• _WHAT YOU WILL DO_
Copy out all the lines in the records that include the word "name".

• _MATERIAL FOR THIS TASK_
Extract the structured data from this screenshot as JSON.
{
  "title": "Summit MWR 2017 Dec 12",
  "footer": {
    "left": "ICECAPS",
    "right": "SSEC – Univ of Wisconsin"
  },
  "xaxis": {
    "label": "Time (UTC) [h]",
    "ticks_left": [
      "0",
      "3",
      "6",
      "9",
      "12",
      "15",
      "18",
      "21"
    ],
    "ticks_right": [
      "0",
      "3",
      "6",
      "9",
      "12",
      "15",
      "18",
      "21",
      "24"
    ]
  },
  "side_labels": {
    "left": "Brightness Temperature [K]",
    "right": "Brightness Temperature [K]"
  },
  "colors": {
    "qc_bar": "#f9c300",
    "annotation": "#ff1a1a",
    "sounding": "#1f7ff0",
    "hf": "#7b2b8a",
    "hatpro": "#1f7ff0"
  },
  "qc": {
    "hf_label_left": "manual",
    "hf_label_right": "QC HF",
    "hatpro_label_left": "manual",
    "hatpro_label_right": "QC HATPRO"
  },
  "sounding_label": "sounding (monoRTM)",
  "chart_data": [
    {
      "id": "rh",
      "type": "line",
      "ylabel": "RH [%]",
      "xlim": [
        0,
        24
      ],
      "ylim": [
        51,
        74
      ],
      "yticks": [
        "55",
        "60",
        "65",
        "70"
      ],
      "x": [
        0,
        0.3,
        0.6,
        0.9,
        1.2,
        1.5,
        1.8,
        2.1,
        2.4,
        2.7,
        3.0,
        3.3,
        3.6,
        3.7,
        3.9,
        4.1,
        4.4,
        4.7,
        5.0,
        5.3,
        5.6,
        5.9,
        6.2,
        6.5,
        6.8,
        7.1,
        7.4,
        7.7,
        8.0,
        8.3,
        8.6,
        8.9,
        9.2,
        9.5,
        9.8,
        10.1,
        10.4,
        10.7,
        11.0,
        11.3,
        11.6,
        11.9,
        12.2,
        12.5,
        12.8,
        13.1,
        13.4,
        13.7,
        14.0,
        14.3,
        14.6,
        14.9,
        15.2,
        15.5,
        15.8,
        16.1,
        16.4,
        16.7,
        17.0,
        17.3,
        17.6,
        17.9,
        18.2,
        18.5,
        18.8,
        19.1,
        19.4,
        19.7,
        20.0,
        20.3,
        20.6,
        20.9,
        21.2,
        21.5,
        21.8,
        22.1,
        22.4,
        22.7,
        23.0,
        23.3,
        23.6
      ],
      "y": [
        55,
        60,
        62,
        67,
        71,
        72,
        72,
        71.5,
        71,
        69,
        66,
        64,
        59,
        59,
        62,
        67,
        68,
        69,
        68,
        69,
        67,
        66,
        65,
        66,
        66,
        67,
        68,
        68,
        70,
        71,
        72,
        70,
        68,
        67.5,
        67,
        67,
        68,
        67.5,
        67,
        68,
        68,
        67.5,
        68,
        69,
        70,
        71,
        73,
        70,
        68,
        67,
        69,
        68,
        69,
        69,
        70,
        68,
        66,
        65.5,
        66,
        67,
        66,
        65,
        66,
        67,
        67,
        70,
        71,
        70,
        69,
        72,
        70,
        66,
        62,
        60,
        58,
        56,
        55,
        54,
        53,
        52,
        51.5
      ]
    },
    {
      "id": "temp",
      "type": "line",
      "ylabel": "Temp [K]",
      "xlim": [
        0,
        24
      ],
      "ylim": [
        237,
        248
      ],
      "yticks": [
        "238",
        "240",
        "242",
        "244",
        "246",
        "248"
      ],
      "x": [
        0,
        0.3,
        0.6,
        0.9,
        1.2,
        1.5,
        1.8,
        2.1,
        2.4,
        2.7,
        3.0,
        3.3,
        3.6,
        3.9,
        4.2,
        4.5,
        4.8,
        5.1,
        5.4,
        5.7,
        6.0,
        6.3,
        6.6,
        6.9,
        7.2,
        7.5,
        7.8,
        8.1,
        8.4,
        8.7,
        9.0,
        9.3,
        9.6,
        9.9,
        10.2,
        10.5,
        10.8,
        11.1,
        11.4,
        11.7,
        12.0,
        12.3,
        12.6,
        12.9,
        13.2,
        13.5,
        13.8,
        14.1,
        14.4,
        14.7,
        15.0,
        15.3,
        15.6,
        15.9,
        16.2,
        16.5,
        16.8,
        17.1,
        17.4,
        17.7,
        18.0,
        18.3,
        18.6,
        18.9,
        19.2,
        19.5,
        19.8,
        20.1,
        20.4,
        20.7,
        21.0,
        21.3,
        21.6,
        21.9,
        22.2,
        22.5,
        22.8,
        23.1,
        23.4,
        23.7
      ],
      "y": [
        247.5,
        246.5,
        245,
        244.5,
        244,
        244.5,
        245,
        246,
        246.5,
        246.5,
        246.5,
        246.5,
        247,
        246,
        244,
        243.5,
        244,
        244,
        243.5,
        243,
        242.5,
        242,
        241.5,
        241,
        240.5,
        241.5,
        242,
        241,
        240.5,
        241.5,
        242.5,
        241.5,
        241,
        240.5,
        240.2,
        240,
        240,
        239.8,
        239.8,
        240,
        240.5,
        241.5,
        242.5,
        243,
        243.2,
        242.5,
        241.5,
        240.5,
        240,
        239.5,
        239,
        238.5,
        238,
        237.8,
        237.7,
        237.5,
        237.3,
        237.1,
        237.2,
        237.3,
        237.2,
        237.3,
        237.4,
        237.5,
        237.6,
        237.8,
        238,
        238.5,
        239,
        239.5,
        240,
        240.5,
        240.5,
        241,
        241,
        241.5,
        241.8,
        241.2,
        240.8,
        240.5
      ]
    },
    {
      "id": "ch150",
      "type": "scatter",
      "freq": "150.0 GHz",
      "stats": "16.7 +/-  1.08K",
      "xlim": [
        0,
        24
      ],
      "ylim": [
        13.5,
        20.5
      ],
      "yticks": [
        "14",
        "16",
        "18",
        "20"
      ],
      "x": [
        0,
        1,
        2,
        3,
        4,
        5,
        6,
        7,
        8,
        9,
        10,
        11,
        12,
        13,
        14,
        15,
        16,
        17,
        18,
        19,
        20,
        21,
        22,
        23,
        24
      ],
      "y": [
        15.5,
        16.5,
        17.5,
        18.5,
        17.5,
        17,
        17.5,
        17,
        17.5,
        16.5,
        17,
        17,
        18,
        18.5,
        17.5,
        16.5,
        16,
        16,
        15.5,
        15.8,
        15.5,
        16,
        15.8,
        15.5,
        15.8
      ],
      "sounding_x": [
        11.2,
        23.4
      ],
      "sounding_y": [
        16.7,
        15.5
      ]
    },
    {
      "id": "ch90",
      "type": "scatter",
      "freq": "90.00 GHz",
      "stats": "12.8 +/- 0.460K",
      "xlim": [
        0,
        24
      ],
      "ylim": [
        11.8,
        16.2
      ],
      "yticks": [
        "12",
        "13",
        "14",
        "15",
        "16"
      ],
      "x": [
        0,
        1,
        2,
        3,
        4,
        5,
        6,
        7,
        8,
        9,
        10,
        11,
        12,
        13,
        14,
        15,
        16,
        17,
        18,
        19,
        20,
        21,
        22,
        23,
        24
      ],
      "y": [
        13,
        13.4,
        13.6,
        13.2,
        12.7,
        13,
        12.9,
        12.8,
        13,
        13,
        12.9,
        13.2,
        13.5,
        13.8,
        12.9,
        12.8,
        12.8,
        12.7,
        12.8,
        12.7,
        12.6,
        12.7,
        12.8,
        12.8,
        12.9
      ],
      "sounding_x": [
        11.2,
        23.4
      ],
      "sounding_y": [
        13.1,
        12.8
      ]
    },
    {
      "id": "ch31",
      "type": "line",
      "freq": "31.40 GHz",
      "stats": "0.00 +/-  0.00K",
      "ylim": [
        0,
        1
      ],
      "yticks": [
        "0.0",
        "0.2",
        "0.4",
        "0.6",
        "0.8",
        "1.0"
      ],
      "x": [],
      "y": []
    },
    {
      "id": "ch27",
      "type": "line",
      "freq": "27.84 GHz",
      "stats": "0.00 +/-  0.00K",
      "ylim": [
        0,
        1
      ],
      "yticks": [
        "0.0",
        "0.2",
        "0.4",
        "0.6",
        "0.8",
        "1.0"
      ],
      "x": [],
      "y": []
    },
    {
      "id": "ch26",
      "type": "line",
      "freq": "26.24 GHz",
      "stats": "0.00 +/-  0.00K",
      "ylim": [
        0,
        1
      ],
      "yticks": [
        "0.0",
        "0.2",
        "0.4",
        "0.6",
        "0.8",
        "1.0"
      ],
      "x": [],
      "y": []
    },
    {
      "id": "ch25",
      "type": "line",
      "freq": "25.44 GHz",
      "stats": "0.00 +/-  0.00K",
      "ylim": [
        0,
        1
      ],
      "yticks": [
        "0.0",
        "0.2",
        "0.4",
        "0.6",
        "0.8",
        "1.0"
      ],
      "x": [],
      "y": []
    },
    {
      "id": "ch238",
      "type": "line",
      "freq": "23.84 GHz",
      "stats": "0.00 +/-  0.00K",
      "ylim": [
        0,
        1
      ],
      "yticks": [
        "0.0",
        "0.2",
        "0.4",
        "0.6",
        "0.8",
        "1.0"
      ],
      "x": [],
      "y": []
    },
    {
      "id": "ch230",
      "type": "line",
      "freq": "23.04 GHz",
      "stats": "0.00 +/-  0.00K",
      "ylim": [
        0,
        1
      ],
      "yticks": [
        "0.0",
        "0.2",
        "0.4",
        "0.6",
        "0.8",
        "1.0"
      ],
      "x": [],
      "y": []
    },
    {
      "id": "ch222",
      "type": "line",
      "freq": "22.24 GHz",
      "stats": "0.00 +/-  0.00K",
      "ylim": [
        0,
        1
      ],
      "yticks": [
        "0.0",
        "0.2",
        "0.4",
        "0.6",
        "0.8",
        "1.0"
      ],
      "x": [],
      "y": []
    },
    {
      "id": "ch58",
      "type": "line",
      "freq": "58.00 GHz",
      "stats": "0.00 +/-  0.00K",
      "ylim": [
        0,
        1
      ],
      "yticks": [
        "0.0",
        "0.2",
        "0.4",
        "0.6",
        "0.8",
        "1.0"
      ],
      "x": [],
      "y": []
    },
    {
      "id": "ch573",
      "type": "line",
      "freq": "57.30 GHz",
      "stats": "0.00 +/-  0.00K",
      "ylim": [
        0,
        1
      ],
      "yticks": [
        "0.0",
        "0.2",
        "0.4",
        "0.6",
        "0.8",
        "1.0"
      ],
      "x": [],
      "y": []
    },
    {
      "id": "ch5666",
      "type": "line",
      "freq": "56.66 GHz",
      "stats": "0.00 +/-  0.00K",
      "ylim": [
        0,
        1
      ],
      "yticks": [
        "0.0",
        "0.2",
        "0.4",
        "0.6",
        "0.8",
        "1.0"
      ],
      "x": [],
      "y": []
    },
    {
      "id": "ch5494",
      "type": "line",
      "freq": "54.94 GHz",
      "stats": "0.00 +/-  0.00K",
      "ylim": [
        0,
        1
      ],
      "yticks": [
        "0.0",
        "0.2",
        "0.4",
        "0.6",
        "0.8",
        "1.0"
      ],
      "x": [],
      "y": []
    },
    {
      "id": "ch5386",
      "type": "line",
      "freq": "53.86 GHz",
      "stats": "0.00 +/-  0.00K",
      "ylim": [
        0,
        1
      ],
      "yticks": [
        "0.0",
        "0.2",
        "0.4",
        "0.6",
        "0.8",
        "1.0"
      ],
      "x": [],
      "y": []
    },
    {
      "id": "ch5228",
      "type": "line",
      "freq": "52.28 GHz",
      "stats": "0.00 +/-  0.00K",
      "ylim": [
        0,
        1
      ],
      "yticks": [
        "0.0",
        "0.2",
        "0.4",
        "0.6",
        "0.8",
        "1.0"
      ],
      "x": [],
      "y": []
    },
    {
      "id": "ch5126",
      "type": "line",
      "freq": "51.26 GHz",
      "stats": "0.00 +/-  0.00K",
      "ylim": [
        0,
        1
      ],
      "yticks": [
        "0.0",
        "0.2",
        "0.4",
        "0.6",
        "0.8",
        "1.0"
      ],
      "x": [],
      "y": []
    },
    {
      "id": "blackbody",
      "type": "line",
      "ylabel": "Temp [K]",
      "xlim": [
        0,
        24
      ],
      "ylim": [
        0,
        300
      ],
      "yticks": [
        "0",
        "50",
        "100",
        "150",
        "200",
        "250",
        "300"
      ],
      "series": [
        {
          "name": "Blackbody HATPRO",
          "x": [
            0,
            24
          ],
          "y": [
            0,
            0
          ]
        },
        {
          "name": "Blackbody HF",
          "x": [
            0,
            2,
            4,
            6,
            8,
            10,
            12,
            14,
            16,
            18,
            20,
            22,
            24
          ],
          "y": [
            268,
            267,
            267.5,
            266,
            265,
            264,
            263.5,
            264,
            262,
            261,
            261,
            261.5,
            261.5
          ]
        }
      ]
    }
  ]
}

• _EXERCISE RESPONSE_
          "name": "Blackbody HATPRO",
          "name": "Blackbody HF",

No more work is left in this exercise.